__Data listing__.
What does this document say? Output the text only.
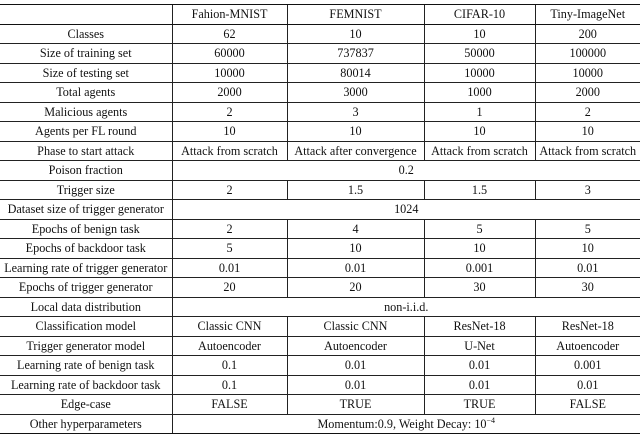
	Fahion-MNIST	FEMNIST	CIFAR-10	Tiny-ImageNet
Classes	62	10	10	200
Size of training set	60000	737837	50000	100000
Size of testing set	10000	80014	10000	10000
Total agents	2000	3000	1000	2000
Malicious agents	2	3	1	2
Agents per FL round	10	10	10	10
Phase to start attack	Attack from scratch	Attack after convergence	Attack from scratch	Attack from scratch
Poison fraction	0.2			
Trigger size	2	1.5	1.5	3
Dataset size of trigger generator	1024			
Epochs of benign task	2	4	5	5
Epochs of backdoor task	5	10	10	10
Learning rate of trigger generator	0.01	0.01	0.001	0.01
Epochs of trigger generator	20	20	30	30
Local data distribution	non-i.i.d.			
Classification model	Classic CNN	Classic CNN	ResNet-18	ResNet-18
Trigger generator model	Autoencoder	Autoencoder	U-Net	Autoencoder
Learning rate of benign task	0.1	0.01	0.01	0.001
Learning rate of backdoor task	0.1	0.01	0.01	0.01
Edge-case	FALSE	TRUE	TRUE	FALSE
Other hyperparameters	Momentum:0.9, Weight Decay: $10^{-4}$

__Given exercise__.
Transcribe the full listing above exactly as it stands, minus the pictures.

__Expected answer__.
What does this document say? Output the text only.
	Fahion-MNIST	FEMNIST	CIFAR-10	Tiny-ImageNet
Classes	62	10	10	200
Size of training set	60000	737837	50000	100000
Size of testing set	10000	80014	10000	10000
Total agents	2000	3000	1000	2000
Malicious agents	2	3	1	2
Agents per FL round	10	10	10	10
Phase to start attack	Attack from scratch	Attack after convergence	Attack from scratch	Attack from scratch
Poison fraction	0.2			
Trigger size	2	1.5	1.5	3
Dataset size of trigger generator	1024			
Epochs of benign task	2	4	5	5
Epochs of backdoor task	5	10	10	10
Learning rate of trigger generator	0.01	0.01	0.001	0.01
Epochs of trigger generator	20	20	30	30
Local data distribution	non-i.i.d.			
Classification model	Classic CNN	Classic CNN	ResNet-18	ResNet-18
Trigger generator model	Autoencoder	Autoencoder	U-Net	Autoencoder
Learning rate of benign task	0.1	0.01	0.01	0.001
Learning rate of backdoor task	0.1	0.01	0.01	0.01
Edge-case	FALSE	TRUE	TRUE	FALSE
Other hyperparameters	Momentum:0.9, Weight Decay: $10^{-4}$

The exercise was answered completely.